*Task brief*: Go through the records and copy each line where the word "entering" occurs.

*Saved entries*:
::::

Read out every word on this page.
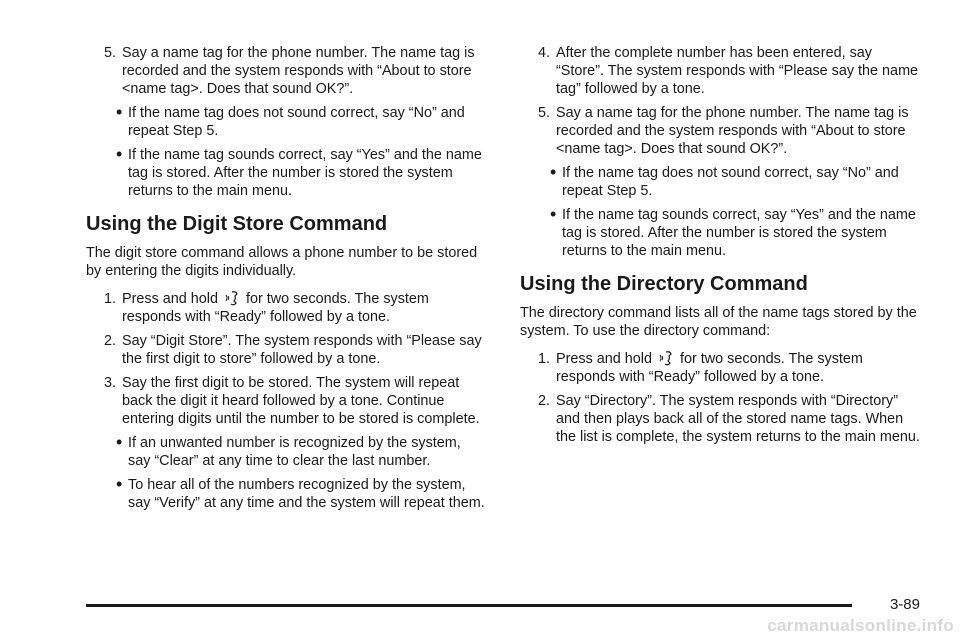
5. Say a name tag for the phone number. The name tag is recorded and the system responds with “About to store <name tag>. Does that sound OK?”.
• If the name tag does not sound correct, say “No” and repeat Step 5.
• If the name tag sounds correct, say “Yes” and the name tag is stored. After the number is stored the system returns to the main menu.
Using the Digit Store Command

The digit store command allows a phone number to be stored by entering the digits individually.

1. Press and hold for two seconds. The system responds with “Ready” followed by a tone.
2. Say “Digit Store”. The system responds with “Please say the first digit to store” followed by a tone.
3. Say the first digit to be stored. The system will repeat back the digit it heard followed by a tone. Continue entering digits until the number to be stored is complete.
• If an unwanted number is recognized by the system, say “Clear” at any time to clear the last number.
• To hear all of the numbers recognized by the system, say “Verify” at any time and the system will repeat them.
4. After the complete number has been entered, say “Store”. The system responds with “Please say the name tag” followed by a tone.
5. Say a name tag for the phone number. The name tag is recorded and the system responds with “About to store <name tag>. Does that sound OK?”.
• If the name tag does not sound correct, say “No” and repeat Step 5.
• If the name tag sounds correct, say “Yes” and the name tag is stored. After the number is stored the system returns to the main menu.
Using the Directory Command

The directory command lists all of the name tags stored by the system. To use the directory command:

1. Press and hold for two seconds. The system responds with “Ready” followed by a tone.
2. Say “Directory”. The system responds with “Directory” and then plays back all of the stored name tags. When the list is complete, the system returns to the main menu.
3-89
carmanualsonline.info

::::

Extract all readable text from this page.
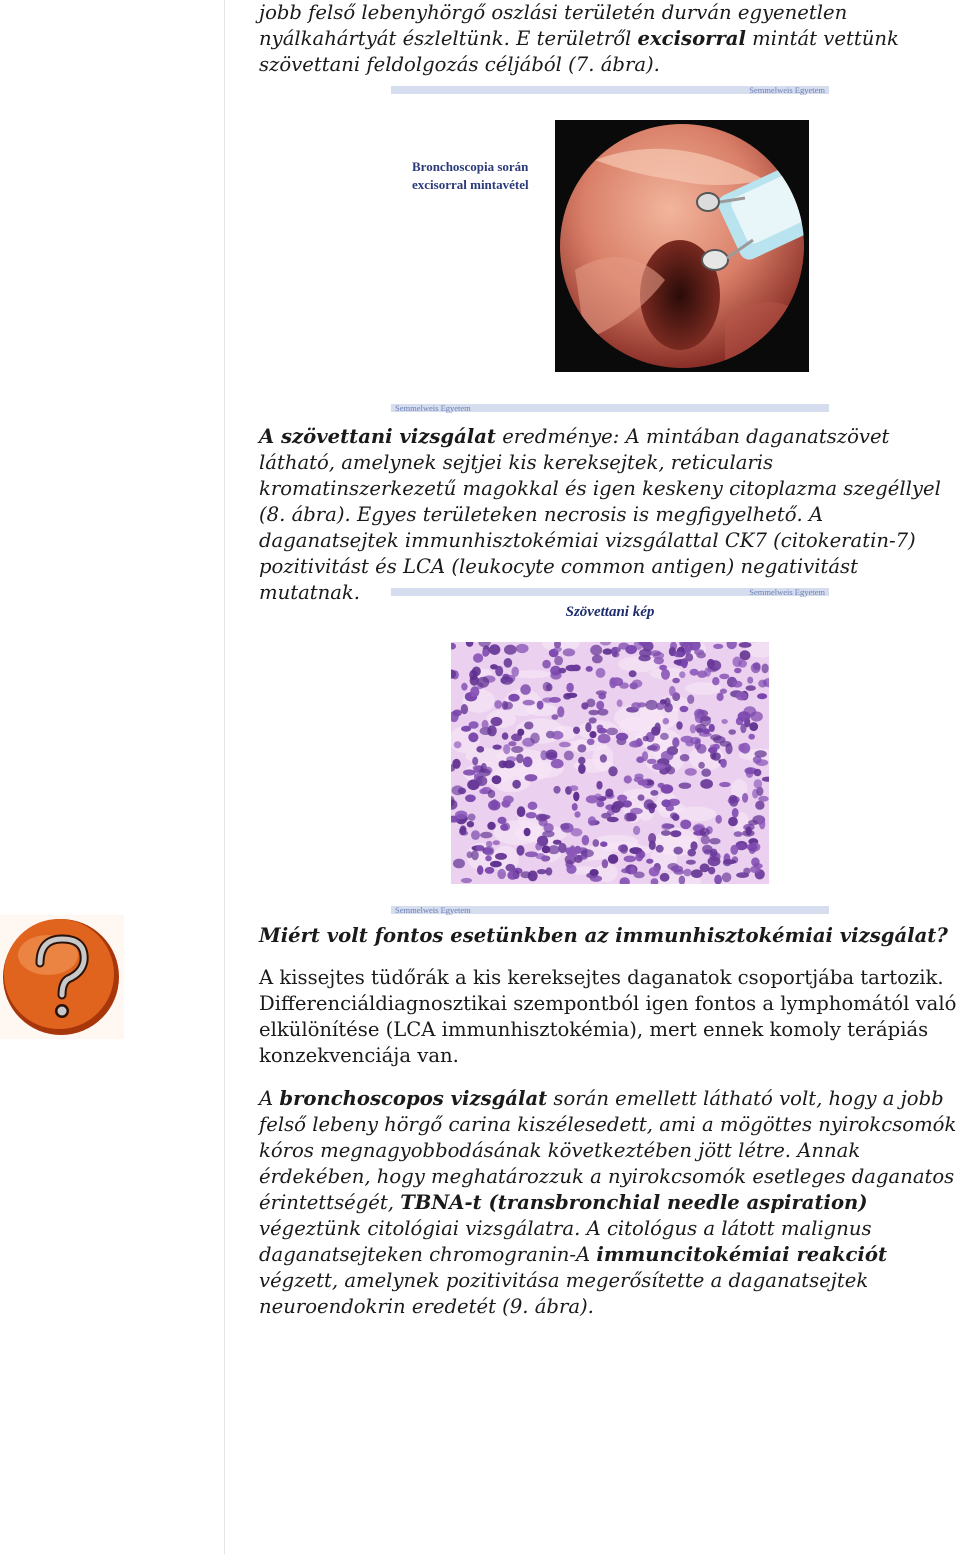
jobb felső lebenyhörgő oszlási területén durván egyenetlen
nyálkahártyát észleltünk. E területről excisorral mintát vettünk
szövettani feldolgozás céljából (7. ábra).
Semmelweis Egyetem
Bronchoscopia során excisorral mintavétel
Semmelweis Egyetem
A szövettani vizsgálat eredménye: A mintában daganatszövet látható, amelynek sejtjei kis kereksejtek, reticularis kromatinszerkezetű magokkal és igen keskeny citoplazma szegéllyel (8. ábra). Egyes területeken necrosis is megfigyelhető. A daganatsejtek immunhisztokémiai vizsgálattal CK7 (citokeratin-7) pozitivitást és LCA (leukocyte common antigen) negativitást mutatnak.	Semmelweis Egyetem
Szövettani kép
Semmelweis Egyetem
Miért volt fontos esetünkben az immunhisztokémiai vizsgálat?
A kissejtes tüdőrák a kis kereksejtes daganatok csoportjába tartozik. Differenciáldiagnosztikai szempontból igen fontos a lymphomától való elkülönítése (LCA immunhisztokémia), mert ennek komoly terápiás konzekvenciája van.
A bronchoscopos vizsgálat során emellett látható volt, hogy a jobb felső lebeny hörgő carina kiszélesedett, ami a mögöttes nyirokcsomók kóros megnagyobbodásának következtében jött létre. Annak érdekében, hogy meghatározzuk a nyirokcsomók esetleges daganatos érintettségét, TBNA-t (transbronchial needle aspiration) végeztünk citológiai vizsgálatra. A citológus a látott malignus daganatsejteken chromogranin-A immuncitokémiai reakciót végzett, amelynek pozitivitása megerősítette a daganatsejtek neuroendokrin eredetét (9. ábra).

::::

*Expected output*:
The digit store command allows a phone number to be stored by entering the digits individually.
3. Say the first digit to be stored. The system will repeat back the digit it heard followed by a tone. Continue entering digits until the number to be stored is complete.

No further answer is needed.